* _SHORT PROBLEM_
Count the lines below that contain the word "structured", and report only that number.

* _Data records_
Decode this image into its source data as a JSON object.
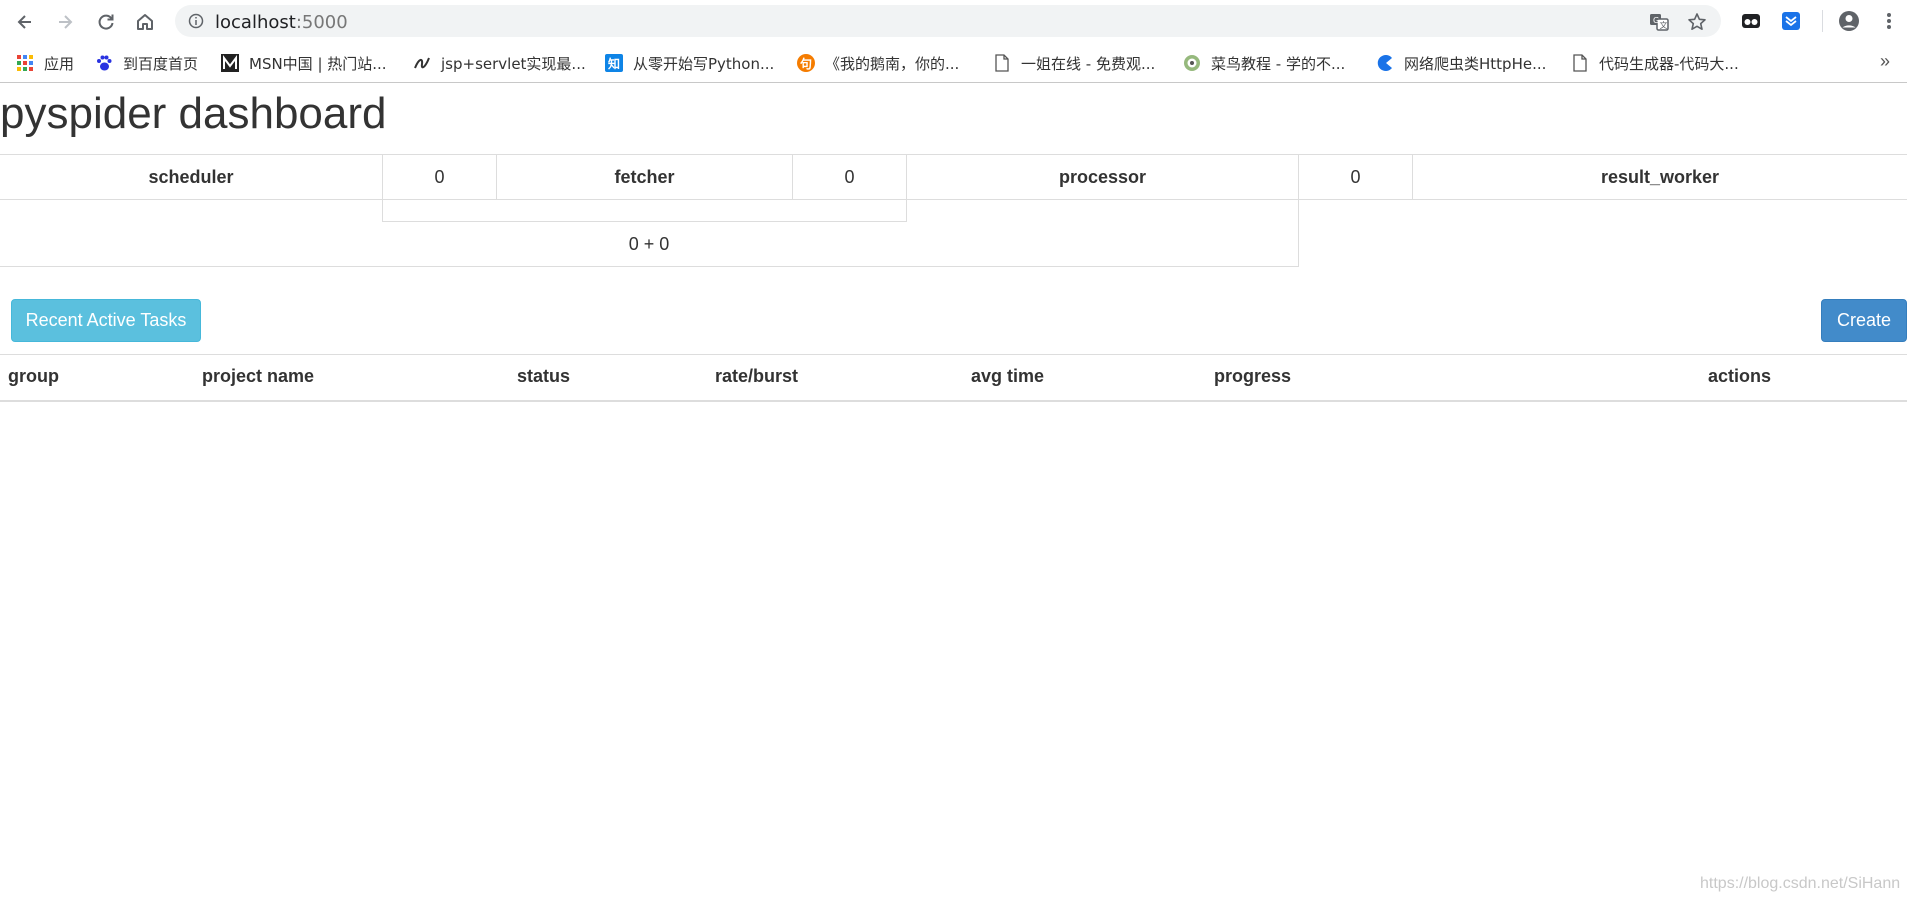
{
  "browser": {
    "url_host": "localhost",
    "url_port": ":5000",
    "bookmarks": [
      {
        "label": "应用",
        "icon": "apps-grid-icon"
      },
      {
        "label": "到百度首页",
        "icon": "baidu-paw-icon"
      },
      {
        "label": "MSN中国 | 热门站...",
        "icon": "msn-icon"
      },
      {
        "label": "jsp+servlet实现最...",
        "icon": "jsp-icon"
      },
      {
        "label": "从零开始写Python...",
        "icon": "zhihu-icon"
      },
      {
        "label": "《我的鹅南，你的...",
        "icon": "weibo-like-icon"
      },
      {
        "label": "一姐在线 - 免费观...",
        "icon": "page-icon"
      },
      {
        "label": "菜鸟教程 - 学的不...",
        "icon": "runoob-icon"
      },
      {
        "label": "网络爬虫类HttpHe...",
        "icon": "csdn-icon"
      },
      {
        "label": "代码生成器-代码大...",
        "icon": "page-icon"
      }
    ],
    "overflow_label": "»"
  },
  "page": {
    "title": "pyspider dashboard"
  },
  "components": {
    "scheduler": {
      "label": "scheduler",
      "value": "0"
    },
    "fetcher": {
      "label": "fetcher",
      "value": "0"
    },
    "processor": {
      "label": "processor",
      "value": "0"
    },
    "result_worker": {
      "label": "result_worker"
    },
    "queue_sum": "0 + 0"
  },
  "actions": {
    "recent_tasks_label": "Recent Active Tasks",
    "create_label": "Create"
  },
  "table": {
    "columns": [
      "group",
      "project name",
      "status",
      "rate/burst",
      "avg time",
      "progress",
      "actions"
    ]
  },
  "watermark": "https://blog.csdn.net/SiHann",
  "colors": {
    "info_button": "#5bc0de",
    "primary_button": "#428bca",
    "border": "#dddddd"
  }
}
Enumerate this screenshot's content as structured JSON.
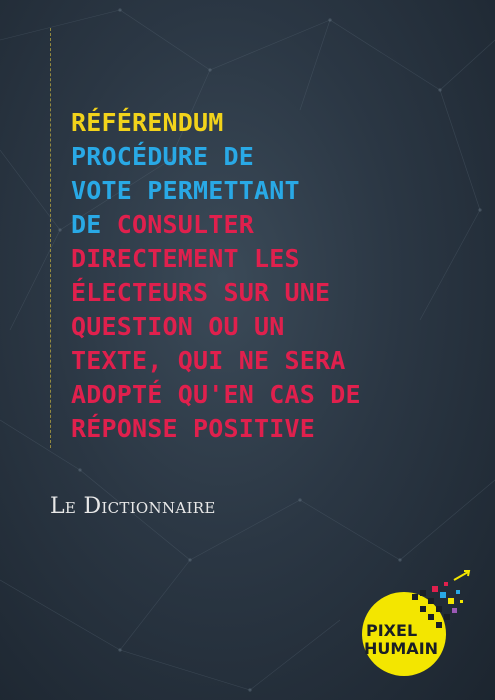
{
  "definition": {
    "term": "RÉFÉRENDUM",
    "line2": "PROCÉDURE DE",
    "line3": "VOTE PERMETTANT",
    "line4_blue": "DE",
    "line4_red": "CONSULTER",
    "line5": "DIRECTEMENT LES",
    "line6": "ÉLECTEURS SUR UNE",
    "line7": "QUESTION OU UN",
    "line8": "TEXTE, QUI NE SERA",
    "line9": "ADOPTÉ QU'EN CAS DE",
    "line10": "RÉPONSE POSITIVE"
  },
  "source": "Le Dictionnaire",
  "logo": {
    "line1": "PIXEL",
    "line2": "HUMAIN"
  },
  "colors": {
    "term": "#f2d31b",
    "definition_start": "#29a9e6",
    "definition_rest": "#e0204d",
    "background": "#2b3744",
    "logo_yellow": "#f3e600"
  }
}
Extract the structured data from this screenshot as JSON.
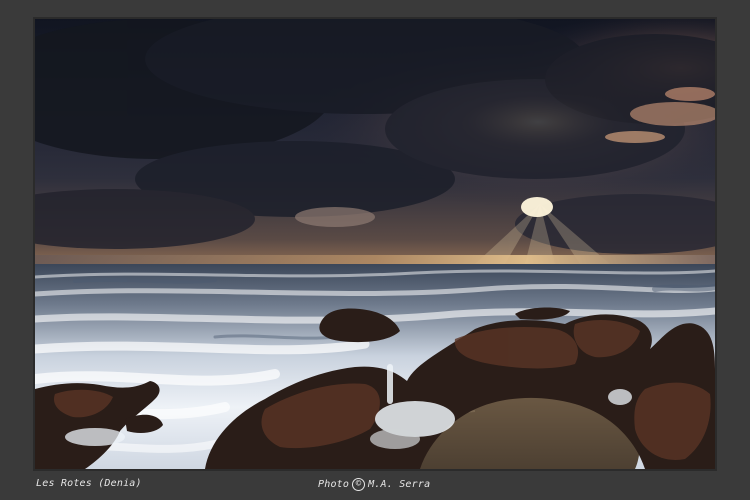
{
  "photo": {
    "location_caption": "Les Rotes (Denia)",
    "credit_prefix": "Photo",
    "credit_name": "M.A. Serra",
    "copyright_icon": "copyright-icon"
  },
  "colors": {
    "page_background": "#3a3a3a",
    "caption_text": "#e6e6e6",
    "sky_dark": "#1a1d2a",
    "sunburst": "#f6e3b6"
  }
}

* _SOLUTION TO THIS PROBLEM_
2